CHALLENGE:
Copy each of the rows below again, word for word, keeping every character and the order unchanged.

Items from a dataset:
* * *
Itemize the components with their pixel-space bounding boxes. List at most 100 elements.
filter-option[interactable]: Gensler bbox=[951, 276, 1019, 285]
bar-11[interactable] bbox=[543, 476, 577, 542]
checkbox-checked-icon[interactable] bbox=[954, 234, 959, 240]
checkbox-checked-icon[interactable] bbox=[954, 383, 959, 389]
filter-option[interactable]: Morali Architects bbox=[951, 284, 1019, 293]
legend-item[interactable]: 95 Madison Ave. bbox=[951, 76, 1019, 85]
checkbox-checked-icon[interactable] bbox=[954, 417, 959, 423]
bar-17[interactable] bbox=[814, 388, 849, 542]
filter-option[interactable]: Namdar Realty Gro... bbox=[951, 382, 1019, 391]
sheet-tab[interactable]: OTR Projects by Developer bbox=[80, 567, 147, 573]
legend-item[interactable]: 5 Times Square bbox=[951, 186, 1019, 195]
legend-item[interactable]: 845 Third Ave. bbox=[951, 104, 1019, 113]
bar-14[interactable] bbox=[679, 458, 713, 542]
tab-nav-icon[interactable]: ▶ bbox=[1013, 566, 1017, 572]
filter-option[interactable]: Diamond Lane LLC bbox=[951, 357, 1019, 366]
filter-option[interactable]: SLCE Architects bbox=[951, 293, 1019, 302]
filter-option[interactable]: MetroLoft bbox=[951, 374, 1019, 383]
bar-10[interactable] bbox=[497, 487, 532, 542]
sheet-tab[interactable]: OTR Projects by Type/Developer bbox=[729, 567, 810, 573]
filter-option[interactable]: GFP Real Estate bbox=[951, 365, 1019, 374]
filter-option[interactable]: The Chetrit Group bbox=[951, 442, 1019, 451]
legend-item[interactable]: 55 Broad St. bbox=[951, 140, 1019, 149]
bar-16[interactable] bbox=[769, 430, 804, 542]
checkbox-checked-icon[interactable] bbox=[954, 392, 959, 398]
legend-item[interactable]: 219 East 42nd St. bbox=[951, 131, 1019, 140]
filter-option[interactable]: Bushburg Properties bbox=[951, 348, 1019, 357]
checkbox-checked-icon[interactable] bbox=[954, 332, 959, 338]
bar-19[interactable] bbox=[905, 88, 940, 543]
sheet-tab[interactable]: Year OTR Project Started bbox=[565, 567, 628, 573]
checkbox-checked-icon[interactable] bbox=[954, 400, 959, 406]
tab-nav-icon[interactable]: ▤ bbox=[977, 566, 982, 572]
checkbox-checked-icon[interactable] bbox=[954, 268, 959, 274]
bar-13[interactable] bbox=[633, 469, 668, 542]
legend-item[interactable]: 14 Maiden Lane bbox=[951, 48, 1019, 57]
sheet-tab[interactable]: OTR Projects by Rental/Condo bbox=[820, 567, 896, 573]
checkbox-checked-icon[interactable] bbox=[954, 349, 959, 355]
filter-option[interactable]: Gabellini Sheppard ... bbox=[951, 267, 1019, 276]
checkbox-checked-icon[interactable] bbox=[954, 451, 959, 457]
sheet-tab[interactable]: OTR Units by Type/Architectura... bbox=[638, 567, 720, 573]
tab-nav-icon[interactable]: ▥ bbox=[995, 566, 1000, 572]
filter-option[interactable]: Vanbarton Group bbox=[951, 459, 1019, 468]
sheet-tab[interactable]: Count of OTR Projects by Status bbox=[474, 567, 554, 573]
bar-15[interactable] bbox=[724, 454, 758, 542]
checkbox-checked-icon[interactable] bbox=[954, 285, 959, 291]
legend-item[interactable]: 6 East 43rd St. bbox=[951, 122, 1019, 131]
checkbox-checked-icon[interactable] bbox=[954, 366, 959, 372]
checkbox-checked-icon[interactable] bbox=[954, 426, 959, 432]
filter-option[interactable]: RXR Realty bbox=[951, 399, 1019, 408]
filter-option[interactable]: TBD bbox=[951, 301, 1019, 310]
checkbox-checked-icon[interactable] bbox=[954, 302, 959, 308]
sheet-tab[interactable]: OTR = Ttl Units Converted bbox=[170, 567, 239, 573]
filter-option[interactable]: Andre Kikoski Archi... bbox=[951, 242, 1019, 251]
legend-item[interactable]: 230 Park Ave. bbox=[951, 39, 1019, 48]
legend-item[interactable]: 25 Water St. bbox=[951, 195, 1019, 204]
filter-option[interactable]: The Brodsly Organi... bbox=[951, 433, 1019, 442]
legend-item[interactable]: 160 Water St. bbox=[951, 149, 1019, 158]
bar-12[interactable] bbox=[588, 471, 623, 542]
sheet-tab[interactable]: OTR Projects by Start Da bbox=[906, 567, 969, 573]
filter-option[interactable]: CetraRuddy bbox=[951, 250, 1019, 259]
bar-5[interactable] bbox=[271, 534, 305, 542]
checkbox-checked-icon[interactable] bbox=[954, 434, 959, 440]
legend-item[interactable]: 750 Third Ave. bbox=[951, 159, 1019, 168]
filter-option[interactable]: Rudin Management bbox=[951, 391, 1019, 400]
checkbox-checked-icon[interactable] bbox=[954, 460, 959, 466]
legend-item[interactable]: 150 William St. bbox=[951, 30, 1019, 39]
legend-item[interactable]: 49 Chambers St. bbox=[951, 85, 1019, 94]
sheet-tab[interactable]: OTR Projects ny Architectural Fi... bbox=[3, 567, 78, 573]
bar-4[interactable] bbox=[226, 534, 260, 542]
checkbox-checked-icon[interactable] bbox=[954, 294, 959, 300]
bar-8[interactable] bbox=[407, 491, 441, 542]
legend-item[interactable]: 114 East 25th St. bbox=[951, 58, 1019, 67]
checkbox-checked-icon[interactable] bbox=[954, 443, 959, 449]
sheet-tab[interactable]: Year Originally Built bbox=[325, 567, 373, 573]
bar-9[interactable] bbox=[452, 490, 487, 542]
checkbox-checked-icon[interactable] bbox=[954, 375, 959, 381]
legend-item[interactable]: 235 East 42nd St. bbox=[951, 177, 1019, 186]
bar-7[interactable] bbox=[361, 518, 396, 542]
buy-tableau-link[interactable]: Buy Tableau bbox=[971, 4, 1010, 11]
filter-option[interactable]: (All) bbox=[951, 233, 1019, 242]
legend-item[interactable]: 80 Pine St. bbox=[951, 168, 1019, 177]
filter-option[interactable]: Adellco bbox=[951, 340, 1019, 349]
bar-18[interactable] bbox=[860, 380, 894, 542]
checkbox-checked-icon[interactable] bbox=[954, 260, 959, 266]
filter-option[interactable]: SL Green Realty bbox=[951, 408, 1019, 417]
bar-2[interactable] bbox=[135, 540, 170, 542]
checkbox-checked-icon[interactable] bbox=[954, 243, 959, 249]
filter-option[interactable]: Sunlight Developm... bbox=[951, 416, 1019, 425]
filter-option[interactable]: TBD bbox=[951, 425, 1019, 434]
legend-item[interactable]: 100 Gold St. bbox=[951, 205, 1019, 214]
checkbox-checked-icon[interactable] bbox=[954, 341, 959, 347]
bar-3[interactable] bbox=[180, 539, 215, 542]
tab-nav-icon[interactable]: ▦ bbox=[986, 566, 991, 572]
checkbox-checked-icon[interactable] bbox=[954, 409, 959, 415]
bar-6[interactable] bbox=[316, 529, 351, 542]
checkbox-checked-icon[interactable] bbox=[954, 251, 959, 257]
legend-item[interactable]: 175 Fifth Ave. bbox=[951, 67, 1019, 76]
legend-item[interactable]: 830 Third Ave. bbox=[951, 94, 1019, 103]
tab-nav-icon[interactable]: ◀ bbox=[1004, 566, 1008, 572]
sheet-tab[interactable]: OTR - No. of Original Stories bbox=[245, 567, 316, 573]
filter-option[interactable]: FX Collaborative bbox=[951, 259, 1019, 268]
* * *
RESPONSE TO THE TASK:
Itemize the components with their pixel-space bounding boxes. List at most 100 elements.
filter-option[interactable]: Gensler bbox=[951, 276, 1019, 285]
bar-11[interactable] bbox=[543, 476, 577, 542]
checkbox-checked-icon[interactable] bbox=[954, 234, 959, 240]
checkbox-checked-icon[interactable] bbox=[954, 383, 959, 389]
filter-option[interactable]: Morali Architects bbox=[951, 284, 1019, 293]
legend-item[interactable]: 95 Madison Ave. bbox=[951, 76, 1019, 85]
checkbox-checked-icon[interactable] bbox=[954, 417, 959, 423]
bar-17[interactable] bbox=[814, 388, 849, 542]
filter-option[interactable]: Namdar Realty Gro... bbox=[951, 382, 1019, 391]
sheet-tab[interactable]: OTR Projects by Developer bbox=[80, 567, 147, 573]
legend-item[interactable]: 5 Times Square bbox=[951, 186, 1019, 195]
legend-item[interactable]: 845 Third Ave. bbox=[951, 104, 1019, 113]
bar-14[interactable] bbox=[679, 458, 713, 542]
tab-nav-icon[interactable]: ▶ bbox=[1013, 566, 1017, 572]
filter-option[interactable]: Diamond Lane LLC bbox=[951, 357, 1019, 366]
filter-option[interactable]: SLCE Architects bbox=[951, 293, 1019, 302]
filter-option[interactable]: MetroLoft bbox=[951, 374, 1019, 383]
bar-10[interactable] bbox=[497, 487, 532, 542]
sheet-tab[interactable]: OTR Projects by Type/Developer bbox=[729, 567, 810, 573]
filter-option[interactable]: GFP Real Estate bbox=[951, 365, 1019, 374]
filter-option[interactable]: The Chetrit Group bbox=[951, 442, 1019, 451]
legend-item[interactable]: 55 Broad St. bbox=[951, 140, 1019, 149]
bar-16[interactable] bbox=[769, 430, 804, 542]
checkbox-checked-icon[interactable] bbox=[954, 392, 959, 398]
legend-item[interactable]: 219 East 42nd St. bbox=[951, 131, 1019, 140]
filter-option[interactable]: Bushburg Properties bbox=[951, 348, 1019, 357]
checkbox-checked-icon[interactable] bbox=[954, 332, 959, 338]
bar-19[interactable] bbox=[905, 88, 940, 543]
sheet-tab[interactable]: Year OTR Project Started bbox=[565, 567, 628, 573]
checkbox-checked-icon[interactable] bbox=[954, 400, 959, 406]
tab-nav-icon[interactable]: ▤ bbox=[977, 566, 982, 572]
checkbox-checked-icon[interactable] bbox=[954, 268, 959, 274]
bar-13[interactable] bbox=[633, 469, 668, 542]
legend-item[interactable]: 14 Maiden Lane bbox=[951, 48, 1019, 57]
sheet-tab[interactable]: OTR Projects by Rental/Condo bbox=[820, 567, 896, 573]
checkbox-checked-icon[interactable] bbox=[954, 349, 959, 355]
filter-option[interactable]: Gabellini Sheppard ... bbox=[951, 267, 1019, 276]
checkbox-checked-icon[interactable] bbox=[954, 451, 959, 457]
sheet-tab[interactable]: OTR Units by Type/Architectura... bbox=[638, 567, 720, 573]
tab-nav-icon[interactable]: ▥ bbox=[995, 566, 1000, 572]
filter-option[interactable]: Vanbarton Group bbox=[951, 459, 1019, 468]
sheet-tab[interactable]: Count of OTR Projects by Status bbox=[474, 567, 554, 573]
bar-15[interactable] bbox=[724, 454, 758, 542]
checkbox-checked-icon[interactable] bbox=[954, 285, 959, 291]
legend-item[interactable]: 6 East 43rd St. bbox=[951, 122, 1019, 131]
checkbox-checked-icon[interactable] bbox=[954, 366, 959, 372]
checkbox-checked-icon[interactable] bbox=[954, 426, 959, 432]
filter-option[interactable]: RXR Realty bbox=[951, 399, 1019, 408]
filter-option[interactable]: TBD bbox=[951, 301, 1019, 310]
checkbox-checked-icon[interactable] bbox=[954, 302, 959, 308]
sheet-tab[interactable]: OTR = Ttl Units Converted bbox=[170, 567, 239, 573]
filter-option[interactable]: Andre Kikoski Archi... bbox=[951, 242, 1019, 251]
legend-item[interactable]: 230 Park Ave. bbox=[951, 39, 1019, 48]
legend-item[interactable]: 25 Water St. bbox=[951, 195, 1019, 204]
filter-option[interactable]: The Brodsly Organi... bbox=[951, 433, 1019, 442]
legend-item[interactable]: 160 Water St. bbox=[951, 149, 1019, 158]
bar-12[interactable] bbox=[588, 471, 623, 542]
sheet-tab[interactable]: OTR Projects by Start Da bbox=[906, 567, 969, 573]
filter-option[interactable]: CetraRuddy bbox=[951, 250, 1019, 259]
bar-5[interactable] bbox=[271, 534, 305, 542]
checkbox-checked-icon[interactable] bbox=[954, 434, 959, 440]
legend-item[interactable]: 750 Third Ave. bbox=[951, 159, 1019, 168]
filter-option[interactable]: Rudin Management bbox=[951, 391, 1019, 400]
checkbox-checked-icon[interactable] bbox=[954, 460, 959, 466]
legend-item[interactable]: 150 William St. bbox=[951, 30, 1019, 39]
legend-item[interactable]: 49 Chambers St. bbox=[951, 85, 1019, 94]
sheet-tab[interactable]: OTR Projects ny Architectural Fi... bbox=[3, 567, 78, 573]
bar-4[interactable] bbox=[226, 534, 260, 542]
checkbox-checked-icon[interactable] bbox=[954, 294, 959, 300]
bar-8[interactable] bbox=[407, 491, 441, 542]
legend-item[interactable]: 114 East 25th St. bbox=[951, 58, 1019, 67]
checkbox-checked-icon[interactable] bbox=[954, 443, 959, 449]
sheet-tab[interactable]: Year Originally Built bbox=[325, 567, 373, 573]
bar-9[interactable] bbox=[452, 490, 487, 542]
checkbox-checked-icon[interactable] bbox=[954, 375, 959, 381]
legend-item[interactable]: 235 East 42nd St. bbox=[951, 177, 1019, 186]
bar-7[interactable] bbox=[361, 518, 396, 542]
buy-tableau-link[interactable]: Buy Tableau bbox=[971, 4, 1010, 11]
filter-option[interactable]: (All) bbox=[951, 233, 1019, 242]
legend-item[interactable]: 80 Pine St. bbox=[951, 168, 1019, 177]
filter-option[interactable]: Adellco bbox=[951, 340, 1019, 349]
bar-18[interactable] bbox=[860, 380, 894, 542]
checkbox-checked-icon[interactable] bbox=[954, 260, 959, 266]
filter-option[interactable]: SL Green Realty bbox=[951, 408, 1019, 417]
bar-2[interactable] bbox=[135, 540, 170, 542]
checkbox-checked-icon[interactable] bbox=[954, 243, 959, 249]
filter-option[interactable]: Sunlight Developm... bbox=[951, 416, 1019, 425]
filter-option[interactable]: TBD bbox=[951, 425, 1019, 434]
legend-item[interactable]: 100 Gold St. bbox=[951, 205, 1019, 214]
checkbox-checked-icon[interactable] bbox=[954, 341, 959, 347]
bar-3[interactable] bbox=[180, 539, 215, 542]
tab-nav-icon[interactable]: ▦ bbox=[986, 566, 991, 572]
checkbox-checked-icon[interactable] bbox=[954, 409, 959, 415]
bar-6[interactable] bbox=[316, 529, 351, 542]
checkbox-checked-icon[interactable] bbox=[954, 251, 959, 257]
legend-item[interactable]: 175 Fifth Ave. bbox=[951, 67, 1019, 76]
legend-item[interactable]: 830 Third Ave. bbox=[951, 94, 1019, 103]
tab-nav-icon[interactable]: ◀ bbox=[1004, 566, 1008, 572]
sheet-tab[interactable]: OTR - No. of Original Stories bbox=[245, 567, 316, 573]
filter-option[interactable]: FX Collaborative bbox=[951, 259, 1019, 268]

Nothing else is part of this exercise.